The exercise> Pictures in the data below are not part of the copy; transcribe everything else exactly.

Recorded data>
..............................

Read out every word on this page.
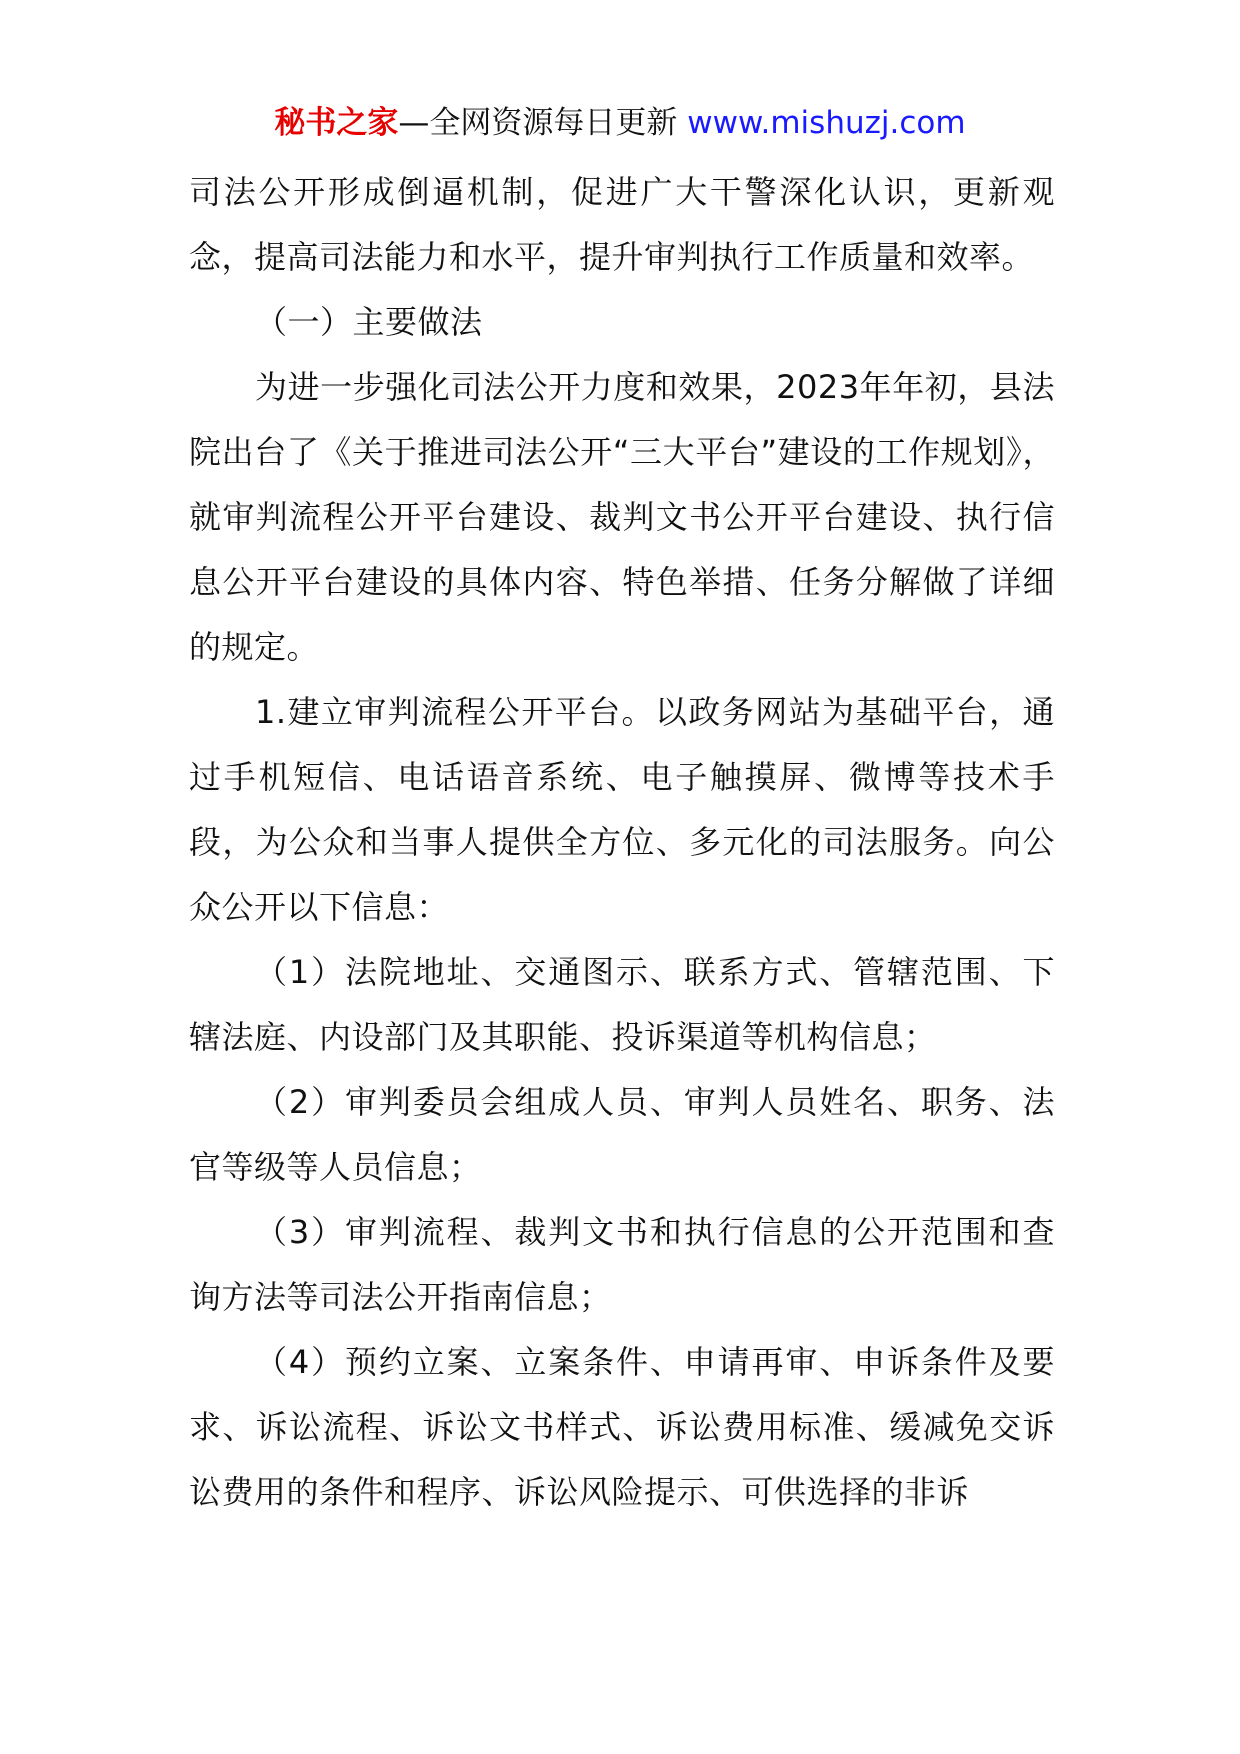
秘书之家—全网资源每日更新 www.mishuzj.com

司法公开形成倒逼机制，促进广大干警深化认识，更新观念，提高司法能力和水平，提升审判执行工作质量和效率。

（一）主要做法

为进一步强化司法公开力度和效果，2023年年初，县法院出台了《关于推进司法公开“三大平台”建设的工作规划》，就审判流程公开平台建设、裁判文书公开平台建设、执行信息公开平台建设的具体内容、特色举措、任务分解做了详细的规定。

1.建立审判流程公开平台。以政务网站为基础平台，通过手机短信、电话语音系统、电子触摸屏、微博等技术手段，为公众和当事人提供全方位、多元化的司法服务。向公众公开以下信息：

（1）法院地址、交通图示、联系方式、管辖范围、下辖法庭、内设部门及其职能、投诉渠道等机构信息；

（2）审判委员会组成人员、审判人员姓名、职务、法官等级等人员信息；

（3）审判流程、裁判文书和执行信息的公开范围和查询方法等司法公开指南信息；

（4）预约立案、立案条件、申请再审、申诉条件及要求、诉讼流程、诉讼文书样式、诉讼费用标准、缓减免交诉讼费用的条件和程序、诉讼风险提示、可供选择的非诉
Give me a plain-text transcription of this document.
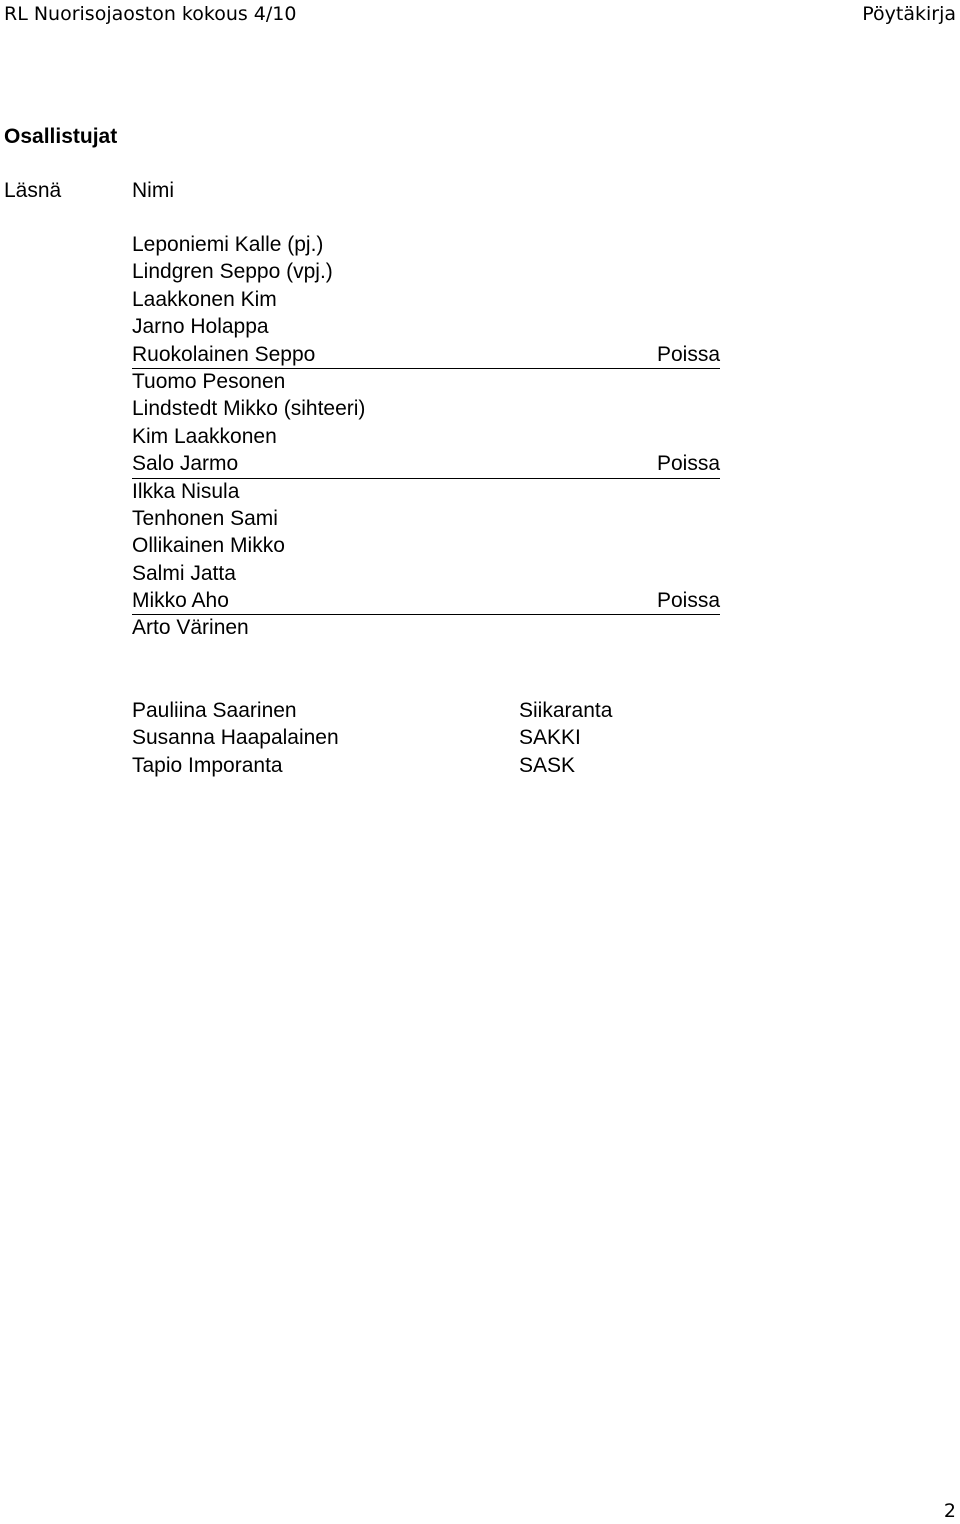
RL Nuorisojaoston kokous 4/10	Pöytäkirja
Osallistujat
Läsnä	Nimi
Leponiemi Kalle (pj.)
Lindgren Seppo (vpj.)
Laakkonen Kim
Jarno Holappa
Ruokolainen Seppo	Poissa
Tuomo Pesonen
Lindstedt Mikko (sihteeri)
Kim Laakkonen
Salo Jarmo	Poissa
Ilkka Nisula
Tenhonen Sami
Ollikainen Mikko
Salmi Jatta
Mikko Aho	Poissa
Arto Värinen
Pauliina Saarinen	Siikaranta
Susanna Haapalainen	SAKKI
Tapio Imporanta	SASK
2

..............................

Exercise answer>
Read out every word on this page.
秘书之家—全网资源每日更新 www.mishuzj.com

司法公开形成倒逼机制，促进广大干警深化认识，更新观念，提高司法能力和水平，提升审判执行工作质量和效率。

（一）主要做法

为进一步强化司法公开力度和效果，2023年年初，县法院出台了《关于推进司法公开“三大平台”建设的工作规划》，就审判流程公开平台建设、裁判文书公开平台建设、执行信息公开平台建设的具体内容、特色举措、任务分解做了详细的规定。

1.建立审判流程公开平台。以政务网站为基础平台，通过手机短信、电话语音系统、电子触摸屏、微博等技术手段，为公众和当事人提供全方位、多元化的司法服务。向公众公开以下信息：

（1）法院地址、交通图示、联系方式、管辖范围、下辖法庭、内设部门及其职能、投诉渠道等机构信息；

（2）审判委员会组成人员、审判人员姓名、职务、法官等级等人员信息；

（3）审判流程、裁判文书和执行信息的公开范围和查询方法等司法公开指南信息；

（4）预约立案、立案条件、申请再审、申诉条件及要求、诉讼流程、诉讼文书样式、诉讼费用标准、缓减免交诉讼费用的条件和程序、诉讼风险提示、可供选择的非诉
Give me a plain-text transcription of this document.
RL Nuorisojaoston kokous 4/10	Pöytäkirja
Osallistujat
Läsnä	Nimi
Leponiemi Kalle (pj.)
Lindgren Seppo (vpj.)
Laakkonen Kim
Jarno Holappa
Ruokolainen Seppo	Poissa
Tuomo Pesonen
Lindstedt Mikko (sihteeri)
Kim Laakkonen
Salo Jarmo	Poissa
Ilkka Nisula
Tenhonen Sami
Ollikainen Mikko
Salmi Jatta
Mikko Aho	Poissa
Arto Värinen
Pauliina Saarinen	Siikaranta
Susanna Haapalainen	SAKKI
Tapio Imporanta	SASK
2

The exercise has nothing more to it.